- **WHAT YOU HAVE TO DO**
Please print the full listing exactly.

- **MATERIAL TO PROCESS**

□ □ □ □

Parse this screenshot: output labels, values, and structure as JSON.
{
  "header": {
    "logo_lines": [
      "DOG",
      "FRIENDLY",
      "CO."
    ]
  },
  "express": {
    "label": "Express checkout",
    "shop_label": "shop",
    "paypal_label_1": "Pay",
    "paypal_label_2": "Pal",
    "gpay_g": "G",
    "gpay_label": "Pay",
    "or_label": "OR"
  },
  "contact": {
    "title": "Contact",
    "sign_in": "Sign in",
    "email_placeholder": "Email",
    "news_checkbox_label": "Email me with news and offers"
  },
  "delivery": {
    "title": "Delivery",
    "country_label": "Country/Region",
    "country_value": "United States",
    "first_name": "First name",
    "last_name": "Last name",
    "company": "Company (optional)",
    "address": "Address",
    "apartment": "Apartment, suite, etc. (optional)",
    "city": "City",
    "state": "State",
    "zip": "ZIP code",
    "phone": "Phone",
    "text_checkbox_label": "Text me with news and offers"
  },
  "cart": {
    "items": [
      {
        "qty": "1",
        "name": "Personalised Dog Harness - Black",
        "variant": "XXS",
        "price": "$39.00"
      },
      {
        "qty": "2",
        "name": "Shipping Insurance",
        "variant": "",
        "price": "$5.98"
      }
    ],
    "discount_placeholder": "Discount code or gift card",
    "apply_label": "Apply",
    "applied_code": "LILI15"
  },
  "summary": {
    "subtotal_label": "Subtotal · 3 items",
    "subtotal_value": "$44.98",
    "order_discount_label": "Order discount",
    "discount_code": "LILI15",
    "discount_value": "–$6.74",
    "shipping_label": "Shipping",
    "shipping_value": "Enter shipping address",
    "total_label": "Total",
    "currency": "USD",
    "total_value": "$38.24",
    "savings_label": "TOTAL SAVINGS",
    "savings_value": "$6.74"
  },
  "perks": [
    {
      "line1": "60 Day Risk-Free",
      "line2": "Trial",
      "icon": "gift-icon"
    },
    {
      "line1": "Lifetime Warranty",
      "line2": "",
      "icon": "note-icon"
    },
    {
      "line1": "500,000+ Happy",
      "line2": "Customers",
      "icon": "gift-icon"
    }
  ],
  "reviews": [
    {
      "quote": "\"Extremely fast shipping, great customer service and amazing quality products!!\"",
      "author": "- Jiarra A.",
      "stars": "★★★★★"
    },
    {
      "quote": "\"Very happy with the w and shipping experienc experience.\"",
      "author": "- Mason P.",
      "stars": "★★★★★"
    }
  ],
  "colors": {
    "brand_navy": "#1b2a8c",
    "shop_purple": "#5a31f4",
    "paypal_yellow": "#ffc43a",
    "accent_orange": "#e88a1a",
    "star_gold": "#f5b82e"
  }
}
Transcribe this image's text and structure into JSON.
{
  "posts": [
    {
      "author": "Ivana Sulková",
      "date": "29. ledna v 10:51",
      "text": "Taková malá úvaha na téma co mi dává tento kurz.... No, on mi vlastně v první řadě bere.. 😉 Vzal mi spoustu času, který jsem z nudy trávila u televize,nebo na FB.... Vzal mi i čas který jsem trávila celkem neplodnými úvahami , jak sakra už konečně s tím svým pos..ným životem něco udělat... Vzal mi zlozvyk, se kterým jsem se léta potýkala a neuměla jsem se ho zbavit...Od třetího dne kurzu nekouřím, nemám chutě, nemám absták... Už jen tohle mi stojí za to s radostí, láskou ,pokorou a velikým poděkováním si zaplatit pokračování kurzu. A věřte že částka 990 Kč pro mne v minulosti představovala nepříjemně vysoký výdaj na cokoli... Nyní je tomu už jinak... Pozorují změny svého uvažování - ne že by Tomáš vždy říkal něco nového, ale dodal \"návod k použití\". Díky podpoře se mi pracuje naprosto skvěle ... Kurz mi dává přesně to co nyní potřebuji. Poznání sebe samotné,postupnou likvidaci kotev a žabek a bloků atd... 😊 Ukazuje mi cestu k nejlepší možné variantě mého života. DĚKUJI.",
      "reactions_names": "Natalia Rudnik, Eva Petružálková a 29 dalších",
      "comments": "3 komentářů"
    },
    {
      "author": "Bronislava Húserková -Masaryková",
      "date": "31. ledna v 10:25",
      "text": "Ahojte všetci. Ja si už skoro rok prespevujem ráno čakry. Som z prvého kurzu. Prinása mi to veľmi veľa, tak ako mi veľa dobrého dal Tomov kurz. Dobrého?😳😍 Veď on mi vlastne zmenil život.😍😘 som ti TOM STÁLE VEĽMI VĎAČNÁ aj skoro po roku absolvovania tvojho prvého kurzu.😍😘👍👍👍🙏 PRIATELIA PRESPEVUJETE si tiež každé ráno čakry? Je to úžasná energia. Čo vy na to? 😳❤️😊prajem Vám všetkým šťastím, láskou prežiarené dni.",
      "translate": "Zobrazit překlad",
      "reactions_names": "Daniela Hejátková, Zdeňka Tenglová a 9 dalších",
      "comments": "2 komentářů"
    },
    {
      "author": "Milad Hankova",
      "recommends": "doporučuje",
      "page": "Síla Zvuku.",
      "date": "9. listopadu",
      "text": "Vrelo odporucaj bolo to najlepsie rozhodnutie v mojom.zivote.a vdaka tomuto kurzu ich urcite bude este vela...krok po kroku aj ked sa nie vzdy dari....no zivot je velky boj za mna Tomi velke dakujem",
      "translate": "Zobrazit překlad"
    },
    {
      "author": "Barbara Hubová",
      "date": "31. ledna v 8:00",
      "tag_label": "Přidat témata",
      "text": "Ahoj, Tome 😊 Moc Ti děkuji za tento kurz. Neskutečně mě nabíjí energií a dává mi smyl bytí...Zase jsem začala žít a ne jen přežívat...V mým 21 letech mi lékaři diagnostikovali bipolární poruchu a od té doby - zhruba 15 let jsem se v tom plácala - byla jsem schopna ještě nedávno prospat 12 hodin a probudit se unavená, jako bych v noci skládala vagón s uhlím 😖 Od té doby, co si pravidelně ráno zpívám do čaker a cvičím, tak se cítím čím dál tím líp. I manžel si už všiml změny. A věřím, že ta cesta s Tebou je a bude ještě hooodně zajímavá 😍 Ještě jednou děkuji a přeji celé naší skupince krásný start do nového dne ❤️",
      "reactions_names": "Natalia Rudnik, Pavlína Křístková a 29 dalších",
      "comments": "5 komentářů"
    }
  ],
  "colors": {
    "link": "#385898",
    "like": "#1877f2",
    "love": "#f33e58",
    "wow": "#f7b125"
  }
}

□ □ □ □

- **OUTPUT OF THE TASK**
Parse this screenshot: output labels, values, and structure as JSON.
{
  "header": {
    "logo_lines": [
      "DOG",
      "FRIENDLY",
      "CO."
    ]
  },
  "express": {
    "label": "Express checkout",
    "shop_label": "shop",
    "paypal_label_1": "Pay",
    "paypal_label_2": "Pal",
    "gpay_g": "G",
    "gpay_label": "Pay",
    "or_label": "OR"
  },
  "contact": {
    "title": "Contact",
    "sign_in": "Sign in",
    "email_placeholder": "Email",
    "news_checkbox_label": "Email me with news and offers"
  },
  "delivery": {
    "title": "Delivery",
    "country_label": "Country/Region",
    "country_value": "United States",
    "first_name": "First name",
    "last_name": "Last name",
    "company": "Company (optional)",
    "address": "Address",
    "apartment": "Apartment, suite, etc. (optional)",
    "city": "City",
    "state": "State",
    "zip": "ZIP code",
    "phone": "Phone",
    "text_checkbox_label": "Text me with news and offers"
  },
  "cart": {
    "items": [
      {
        "qty": "1",
        "name": "Personalised Dog Harness - Black",
        "variant": "XXS",
        "price": "$39.00"
      },
      {
        "qty": "2",
        "name": "Shipping Insurance",
        "variant": "",
        "price": "$5.98"
      }
    ],
    "discount_placeholder": "Discount code or gift card",
    "apply_label": "Apply",
    "applied_code": "LILI15"
  },
  "summary": {
    "subtotal_label": "Subtotal · 3 items",
    "subtotal_value": "$44.98",
    "order_discount_label": "Order discount",
    "discount_code": "LILI15",
    "discount_value": "–$6.74",
    "shipping_label": "Shipping",
    "shipping_value": "Enter shipping address",
    "total_label": "Total",
    "currency": "USD",
    "total_value": "$38.24",
    "savings_label": "TOTAL SAVINGS",
    "savings_value": "$6.74"
  },
  "perks": [
    {
      "line1": "60 Day Risk-Free",
      "line2": "Trial",
      "icon": "gift-icon"
    },
    {
      "line1": "Lifetime Warranty",
      "line2": "",
      "icon": "note-icon"
    },
    {
      "line1": "500,000+ Happy",
      "line2": "Customers",
      "icon": "gift-icon"
    }
  ],
  "reviews": [
    {
      "quote": "\"Extremely fast shipping, great customer service and amazing quality products!!\"",
      "author": "- Jiarra A.",
      "stars": "★★★★★"
    },
    {
      "quote": "\"Very happy with the w and shipping experienc experience.\"",
      "author": "- Mason P.",
      "stars": "★★★★★"
    }
  ],
  "colors": {
    "brand_navy": "#1b2a8c",
    "shop_purple": "#5a31f4",
    "paypal_yellow": "#ffc43a",
    "accent_orange": "#e88a1a",
    "star_gold": "#f5b82e"
  }
}
Transcribe this image's text and structure into JSON.
{
  "posts": [
    {
      "author": "Ivana Sulková",
      "date": "29. ledna v 10:51",
      "text": "Taková malá úvaha na téma co mi dává tento kurz.... No, on mi vlastně v první řadě bere.. 😉 Vzal mi spoustu času, který jsem z nudy trávila u televize,nebo na FB.... Vzal mi i čas který jsem trávila celkem neplodnými úvahami , jak sakra už konečně s tím svým pos..ným životem něco udělat... Vzal mi zlozvyk, se kterým jsem se léta potýkala a neuměla jsem se ho zbavit...Od třetího dne kurzu nekouřím, nemám chutě, nemám absták... Už jen tohle mi stojí za to s radostí, láskou ,pokorou a velikým poděkováním si zaplatit pokračování kurzu. A věřte že částka 990 Kč pro mne v minulosti představovala nepříjemně vysoký výdaj na cokoli... Nyní je tomu už jinak... Pozorují změny svého uvažování - ne že by Tomáš vždy říkal něco nového, ale dodal \"návod k použití\". Díky podpoře se mi pracuje naprosto skvěle ... Kurz mi dává přesně to co nyní potřebuji. Poznání sebe samotné,postupnou likvidaci kotev a žabek a bloků atd... 😊 Ukazuje mi cestu k nejlepší možné variantě mého života. DĚKUJI.",
      "reactions_names": "Natalia Rudnik, Eva Petružálková a 29 dalších",
      "comments": "3 komentářů"
    },
    {
      "author": "Bronislava Húserková -Masaryková",
      "date": "31. ledna v 10:25",
      "text": "Ahojte všetci. Ja si už skoro rok prespevujem ráno čakry. Som z prvého kurzu. Prinása mi to veľmi veľa, tak ako mi veľa dobrého dal Tomov kurz. Dobrého?😳😍 Veď on mi vlastne zmenil život.😍😘 som ti TOM STÁLE VEĽMI VĎAČNÁ aj skoro po roku absolvovania tvojho prvého kurzu.😍😘👍👍👍🙏 PRIATELIA PRESPEVUJETE si tiež každé ráno čakry? Je to úžasná energia. Čo vy na to? 😳❤️😊prajem Vám všetkým šťastím, láskou prežiarené dni.",
      "translate": "Zobrazit překlad",
      "reactions_names": "Daniela Hejátková, Zdeňka Tenglová a 9 dalších",
      "comments": "2 komentářů"
    },
    {
      "author": "Milad Hankova",
      "recommends": "doporučuje",
      "page": "Síla Zvuku.",
      "date": "9. listopadu",
      "text": "Vrelo odporucaj bolo to najlepsie rozhodnutie v mojom.zivote.a vdaka tomuto kurzu ich urcite bude este vela...krok po kroku aj ked sa nie vzdy dari....no zivot je velky boj za mna Tomi velke dakujem",
      "translate": "Zobrazit překlad"
    },
    {
      "author": "Barbara Hubová",
      "date": "31. ledna v 8:00",
      "tag_label": "Přidat témata",
      "text": "Ahoj, Tome 😊 Moc Ti děkuji za tento kurz. Neskutečně mě nabíjí energií a dává mi smyl bytí...Zase jsem začala žít a ne jen přežívat...V mým 21 letech mi lékaři diagnostikovali bipolární poruchu a od té doby - zhruba 15 let jsem se v tom plácala - byla jsem schopna ještě nedávno prospat 12 hodin a probudit se unavená, jako bych v noci skládala vagón s uhlím 😖 Od té doby, co si pravidelně ráno zpívám do čaker a cvičím, tak se cítím čím dál tím líp. I manžel si už všiml změny. A věřím, že ta cesta s Tebou je a bude ještě hooodně zajímavá 😍 Ještě jednou děkuji a přeji celé naší skupince krásný start do nového dne ❤️",
      "reactions_names": "Natalia Rudnik, Pavlína Křístková a 29 dalších",
      "comments": "5 komentářů"
    }
  ],
  "colors": {
    "link": "#385898",
    "like": "#1877f2",
    "love": "#f33e58",
    "wow": "#f7b125"
  }
}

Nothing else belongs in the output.